Transcribe every line, keeping it exact.

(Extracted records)
--

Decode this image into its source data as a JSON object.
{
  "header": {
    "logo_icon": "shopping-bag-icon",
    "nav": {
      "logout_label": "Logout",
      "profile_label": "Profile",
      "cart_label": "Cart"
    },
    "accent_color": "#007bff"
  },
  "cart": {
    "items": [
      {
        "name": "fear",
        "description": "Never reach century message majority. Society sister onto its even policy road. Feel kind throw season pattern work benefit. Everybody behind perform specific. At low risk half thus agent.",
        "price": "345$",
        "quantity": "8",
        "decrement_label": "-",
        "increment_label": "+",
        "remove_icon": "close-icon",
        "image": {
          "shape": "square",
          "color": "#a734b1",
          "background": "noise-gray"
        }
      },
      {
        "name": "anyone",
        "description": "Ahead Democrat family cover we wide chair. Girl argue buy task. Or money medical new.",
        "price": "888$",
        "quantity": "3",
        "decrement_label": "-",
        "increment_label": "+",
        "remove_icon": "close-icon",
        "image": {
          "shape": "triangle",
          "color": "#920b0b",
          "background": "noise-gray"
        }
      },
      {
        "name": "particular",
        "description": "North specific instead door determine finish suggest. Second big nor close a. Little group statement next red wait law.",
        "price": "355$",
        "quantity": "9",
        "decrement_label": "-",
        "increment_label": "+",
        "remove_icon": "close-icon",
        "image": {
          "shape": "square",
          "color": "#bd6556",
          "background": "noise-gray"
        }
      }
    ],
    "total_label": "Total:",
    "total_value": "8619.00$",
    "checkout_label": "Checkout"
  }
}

--

Correct answer:
Decode this image into its source data as a JSON object.
{
  "header": {
    "logo_icon": "shopping-bag-icon",
    "nav": {
      "logout_label": "Logout",
      "profile_label": "Profile",
      "cart_label": "Cart"
    },
    "accent_color": "#007bff"
  },
  "cart": {
    "items": [
      {
        "name": "fear",
        "description": "Never reach century message majority. Society sister onto its even policy road. Feel kind throw season pattern work benefit. Everybody behind perform specific. At low risk half thus agent.",
        "price": "345$",
        "quantity": "8",
        "decrement_label": "-",
        "increment_label": "+",
        "remove_icon": "close-icon",
        "image": {
          "shape": "square",
          "color": "#a734b1",
          "background": "noise-gray"
        }
      },
      {
        "name": "anyone",
        "description": "Ahead Democrat family cover we wide chair. Girl argue buy task. Or money medical new.",
        "price": "888$",
        "quantity": "3",
        "decrement_label": "-",
        "increment_label": "+",
        "remove_icon": "close-icon",
        "image": {
          "shape": "triangle",
          "color": "#920b0b",
          "background": "noise-gray"
        }
      },
      {
        "name": "particular",
        "description": "North specific instead door determine finish suggest. Second big nor close a. Little group statement next red wait law.",
        "price": "355$",
        "quantity": "9",
        "decrement_label": "-",
        "increment_label": "+",
        "remove_icon": "close-icon",
        "image": {
          "shape": "square",
          "color": "#bd6556",
          "background": "noise-gray"
        }
      }
    ],
    "total_label": "Total:",
    "total_value": "8619.00$",
    "checkout_label": "Checkout"
  }
}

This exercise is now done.